Data for processing:
· · · · · · ·
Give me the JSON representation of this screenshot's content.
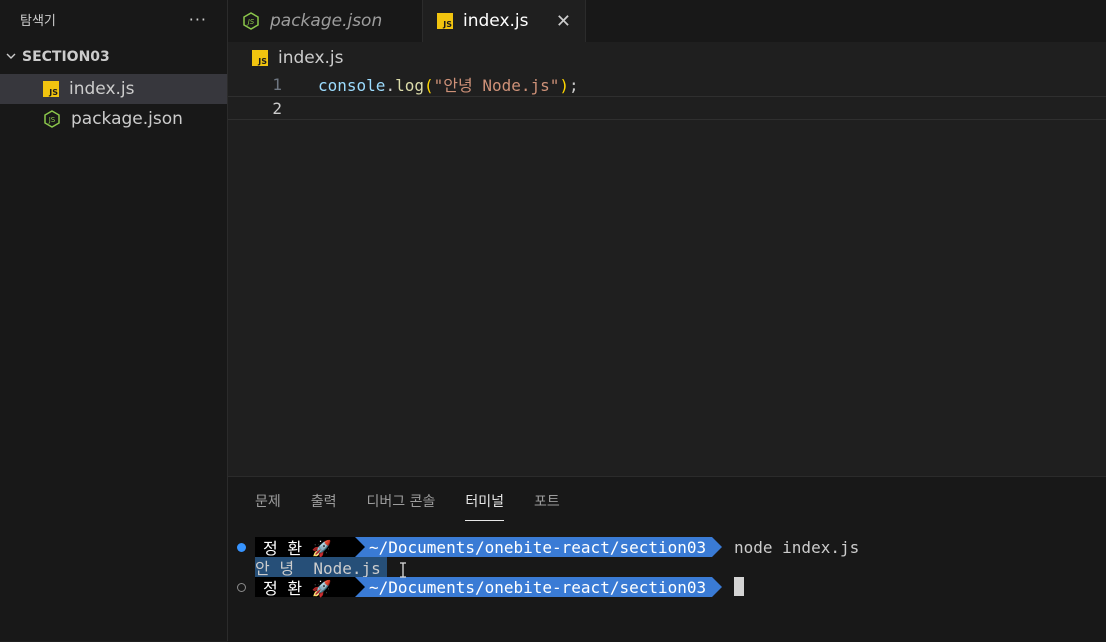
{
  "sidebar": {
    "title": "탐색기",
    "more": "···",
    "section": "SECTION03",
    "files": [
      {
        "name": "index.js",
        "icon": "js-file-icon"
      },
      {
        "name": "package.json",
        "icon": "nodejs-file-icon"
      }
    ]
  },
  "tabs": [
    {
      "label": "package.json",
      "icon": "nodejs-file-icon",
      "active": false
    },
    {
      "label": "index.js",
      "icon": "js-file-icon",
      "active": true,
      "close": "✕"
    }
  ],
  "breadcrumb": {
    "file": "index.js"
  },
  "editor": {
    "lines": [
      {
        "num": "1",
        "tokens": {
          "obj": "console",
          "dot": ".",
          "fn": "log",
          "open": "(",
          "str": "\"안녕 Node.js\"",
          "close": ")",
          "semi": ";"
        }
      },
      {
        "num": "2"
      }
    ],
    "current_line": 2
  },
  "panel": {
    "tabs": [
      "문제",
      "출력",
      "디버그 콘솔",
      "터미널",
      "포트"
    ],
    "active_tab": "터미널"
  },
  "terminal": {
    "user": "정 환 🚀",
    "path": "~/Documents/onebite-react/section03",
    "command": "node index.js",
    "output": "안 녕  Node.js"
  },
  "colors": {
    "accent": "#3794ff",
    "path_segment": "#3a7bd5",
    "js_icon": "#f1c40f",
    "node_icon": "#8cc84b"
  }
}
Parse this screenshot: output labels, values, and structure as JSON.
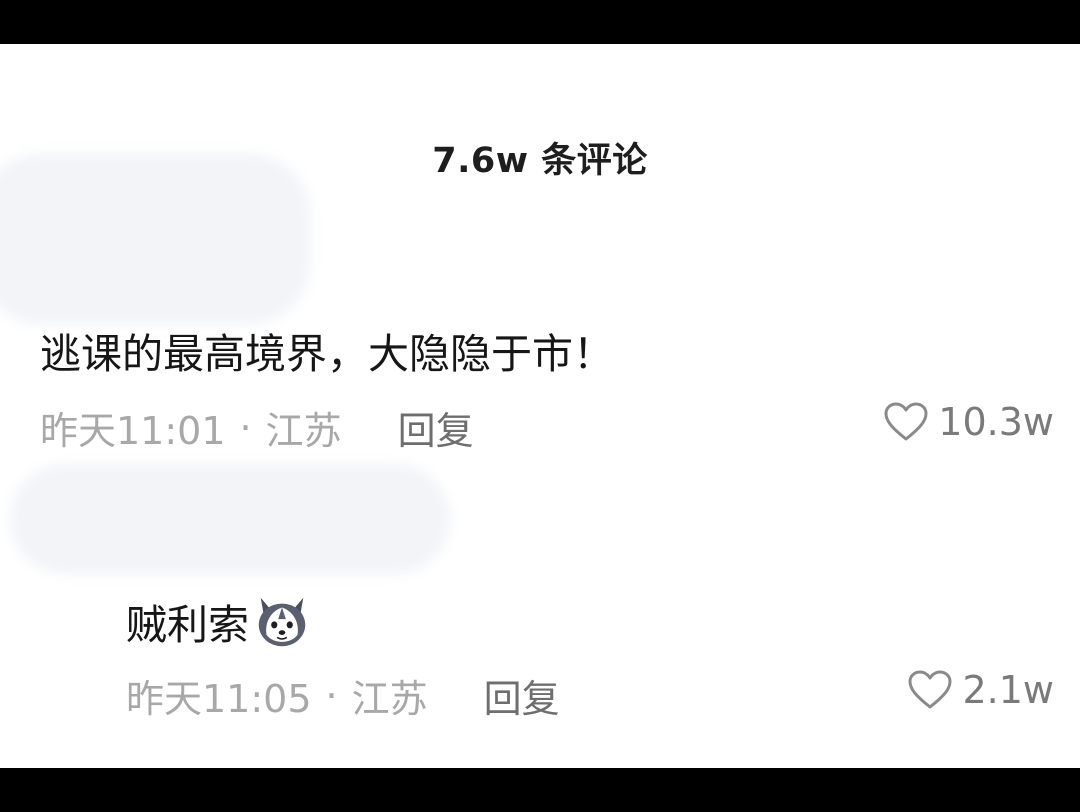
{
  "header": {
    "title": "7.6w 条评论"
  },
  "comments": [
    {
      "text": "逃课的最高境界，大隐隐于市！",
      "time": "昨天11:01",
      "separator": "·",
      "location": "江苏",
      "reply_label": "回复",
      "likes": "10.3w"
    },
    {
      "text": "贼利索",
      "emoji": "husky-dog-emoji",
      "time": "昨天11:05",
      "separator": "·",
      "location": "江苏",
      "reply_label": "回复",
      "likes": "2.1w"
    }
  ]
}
· · · · · · ·
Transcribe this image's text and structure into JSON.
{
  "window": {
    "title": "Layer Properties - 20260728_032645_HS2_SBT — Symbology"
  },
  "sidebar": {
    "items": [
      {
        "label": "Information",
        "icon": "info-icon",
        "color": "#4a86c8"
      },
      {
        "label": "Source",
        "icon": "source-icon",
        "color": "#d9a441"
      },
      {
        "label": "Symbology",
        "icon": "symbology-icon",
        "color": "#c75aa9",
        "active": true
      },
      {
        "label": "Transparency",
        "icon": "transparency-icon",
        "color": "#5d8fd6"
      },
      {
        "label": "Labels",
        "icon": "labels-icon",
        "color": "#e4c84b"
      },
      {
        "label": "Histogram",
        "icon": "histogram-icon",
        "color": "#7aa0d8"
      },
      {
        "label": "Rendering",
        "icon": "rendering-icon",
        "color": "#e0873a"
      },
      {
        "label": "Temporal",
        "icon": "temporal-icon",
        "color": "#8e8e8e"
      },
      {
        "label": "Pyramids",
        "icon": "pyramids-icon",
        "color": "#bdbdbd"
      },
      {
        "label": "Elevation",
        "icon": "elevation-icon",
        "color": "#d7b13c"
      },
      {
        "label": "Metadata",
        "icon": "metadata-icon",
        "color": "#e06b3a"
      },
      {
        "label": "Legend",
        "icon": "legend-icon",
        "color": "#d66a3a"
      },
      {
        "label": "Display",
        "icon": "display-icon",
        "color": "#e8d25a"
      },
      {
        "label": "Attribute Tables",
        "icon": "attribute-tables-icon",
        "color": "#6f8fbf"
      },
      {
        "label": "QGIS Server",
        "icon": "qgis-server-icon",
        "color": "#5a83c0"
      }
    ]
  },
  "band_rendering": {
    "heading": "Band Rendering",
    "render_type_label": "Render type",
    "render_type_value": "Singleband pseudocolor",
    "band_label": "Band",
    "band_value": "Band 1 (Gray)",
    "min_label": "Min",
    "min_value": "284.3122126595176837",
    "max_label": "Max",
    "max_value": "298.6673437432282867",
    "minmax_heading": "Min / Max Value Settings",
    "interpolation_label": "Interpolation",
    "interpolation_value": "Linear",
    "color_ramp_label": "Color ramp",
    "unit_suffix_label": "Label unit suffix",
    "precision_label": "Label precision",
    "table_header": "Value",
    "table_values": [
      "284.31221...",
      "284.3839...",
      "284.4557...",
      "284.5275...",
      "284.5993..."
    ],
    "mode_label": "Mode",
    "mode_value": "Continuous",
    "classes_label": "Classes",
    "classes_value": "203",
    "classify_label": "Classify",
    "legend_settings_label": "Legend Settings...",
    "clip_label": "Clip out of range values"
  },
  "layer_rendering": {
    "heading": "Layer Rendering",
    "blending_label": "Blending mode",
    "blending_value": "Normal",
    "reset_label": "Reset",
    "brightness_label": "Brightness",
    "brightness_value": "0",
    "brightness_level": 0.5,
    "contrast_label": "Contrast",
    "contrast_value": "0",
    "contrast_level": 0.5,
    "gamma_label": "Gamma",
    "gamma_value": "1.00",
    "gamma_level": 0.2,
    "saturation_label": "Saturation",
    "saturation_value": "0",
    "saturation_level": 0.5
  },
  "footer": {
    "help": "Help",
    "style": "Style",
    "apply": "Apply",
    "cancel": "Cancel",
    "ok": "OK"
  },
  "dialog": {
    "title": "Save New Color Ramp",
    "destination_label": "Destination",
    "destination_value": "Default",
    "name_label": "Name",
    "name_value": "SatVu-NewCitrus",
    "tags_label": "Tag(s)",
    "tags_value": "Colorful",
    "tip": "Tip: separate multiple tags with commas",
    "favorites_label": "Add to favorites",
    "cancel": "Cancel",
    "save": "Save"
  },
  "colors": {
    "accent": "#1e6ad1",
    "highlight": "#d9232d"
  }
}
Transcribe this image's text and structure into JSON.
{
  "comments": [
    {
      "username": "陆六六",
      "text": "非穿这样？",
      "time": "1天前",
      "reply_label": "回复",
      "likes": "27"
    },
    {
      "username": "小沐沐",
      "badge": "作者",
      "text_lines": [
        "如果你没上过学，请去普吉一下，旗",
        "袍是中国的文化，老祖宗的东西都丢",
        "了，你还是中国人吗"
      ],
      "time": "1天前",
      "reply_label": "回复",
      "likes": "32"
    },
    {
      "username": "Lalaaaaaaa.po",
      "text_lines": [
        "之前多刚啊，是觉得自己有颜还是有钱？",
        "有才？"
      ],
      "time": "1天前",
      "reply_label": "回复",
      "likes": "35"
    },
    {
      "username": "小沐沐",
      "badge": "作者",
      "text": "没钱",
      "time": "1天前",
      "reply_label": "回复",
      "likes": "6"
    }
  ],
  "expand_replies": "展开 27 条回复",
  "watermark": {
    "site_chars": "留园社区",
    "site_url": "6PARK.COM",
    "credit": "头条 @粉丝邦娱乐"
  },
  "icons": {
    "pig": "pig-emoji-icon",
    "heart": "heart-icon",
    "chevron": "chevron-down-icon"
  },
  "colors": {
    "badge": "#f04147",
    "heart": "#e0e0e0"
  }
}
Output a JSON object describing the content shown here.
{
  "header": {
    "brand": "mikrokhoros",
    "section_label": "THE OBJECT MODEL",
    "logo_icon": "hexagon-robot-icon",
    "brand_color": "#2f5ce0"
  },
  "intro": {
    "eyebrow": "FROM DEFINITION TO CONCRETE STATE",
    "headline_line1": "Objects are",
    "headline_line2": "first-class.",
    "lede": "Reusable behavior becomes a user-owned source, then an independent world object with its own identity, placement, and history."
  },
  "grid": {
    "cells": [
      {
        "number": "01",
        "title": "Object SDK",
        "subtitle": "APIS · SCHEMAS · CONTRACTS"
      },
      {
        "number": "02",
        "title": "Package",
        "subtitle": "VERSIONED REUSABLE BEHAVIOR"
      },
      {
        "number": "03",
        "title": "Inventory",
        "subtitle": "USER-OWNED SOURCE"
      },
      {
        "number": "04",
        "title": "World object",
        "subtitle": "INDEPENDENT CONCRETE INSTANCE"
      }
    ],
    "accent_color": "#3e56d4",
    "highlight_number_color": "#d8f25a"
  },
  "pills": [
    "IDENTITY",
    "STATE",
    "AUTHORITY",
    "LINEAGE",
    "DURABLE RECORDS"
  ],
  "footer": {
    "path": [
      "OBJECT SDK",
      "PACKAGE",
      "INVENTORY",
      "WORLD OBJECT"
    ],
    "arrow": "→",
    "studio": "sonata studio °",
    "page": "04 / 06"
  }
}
· · · · · · ·
Sift through the entries and copy every line with "username".

Worked solution:
      "username": "陆六六",
      "username": "小沐沐",
      "username": "Lalaaaaaaa.po",
      "username": "小沐沐",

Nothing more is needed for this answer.